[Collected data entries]
+ + +

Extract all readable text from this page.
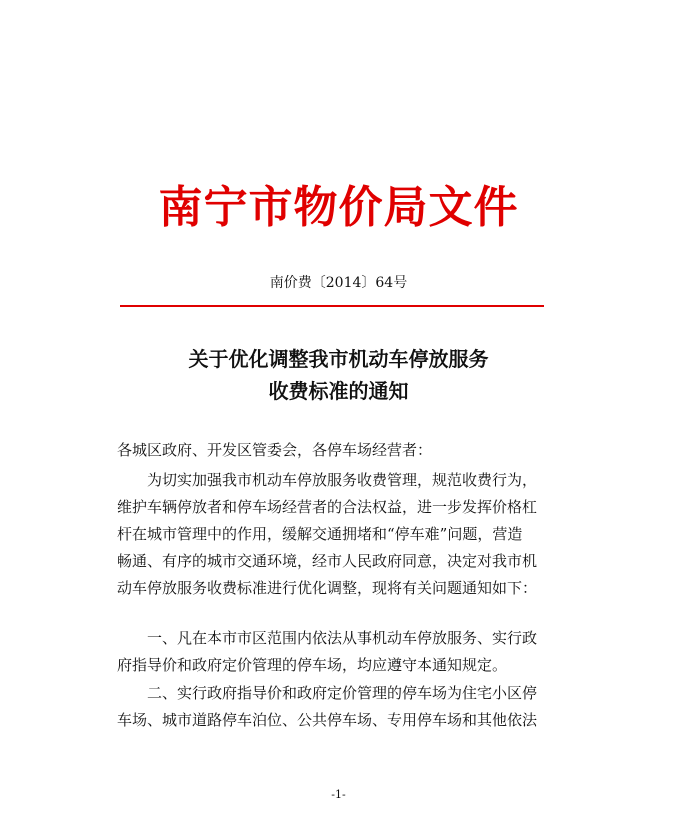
南宁市物价局文件
南价费〔2014〕64号
关于优化调整我市机动车停放服务
收费标准的通知
各城区政府、开发区管委会，各停车场经营者：
为切实加强我市机动车停放服务收费管理，规范收费行为，
维护车辆停放者和停车场经营者的合法权益，进一步发挥价格杠
杆在城市管理中的作用，缓解交通拥堵和“停车难”问题，营造
畅通、有序的城市交通环境，经市人民政府同意，决定对我市机
动车停放服务收费标准进行优化调整，现将有关问题通知如下：
一、凡在本市市区范围内依法从事机动车停放服务、实行政
府指导价和政府定价管理的停车场，均应遵守本通知规定。
二、实行政府指导价和政府定价管理的停车场为住宅小区停
车场、城市道路停车泊位、公共停车场、专用停车场和其他依法
-1-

+ + +

■ Exercise objective: Leave out all pictures, then copy the remaining material exactly.

■ In response:
Extract all readable text from this page.
南宁市物价局文件
南价费〔2014〕64号
关于优化调整我市机动车停放服务
收费标准的通知
各城区政府、开发区管委会，各停车场经营者：
为切实加强我市机动车停放服务收费管理，规范收费行为，
维护车辆停放者和停车场经营者的合法权益，进一步发挥价格杠
杆在城市管理中的作用，缓解交通拥堵和“停车难”问题，营造
畅通、有序的城市交通环境，经市人民政府同意，决定对我市机
动车停放服务收费标准进行优化调整，现将有关问题通知如下：
一、凡在本市市区范围内依法从事机动车停放服务、实行政
府指导价和政府定价管理的停车场，均应遵守本通知规定。
二、实行政府指导价和政府定价管理的停车场为住宅小区停
车场、城市道路停车泊位、公共停车场、专用停车场和其他依法
-1-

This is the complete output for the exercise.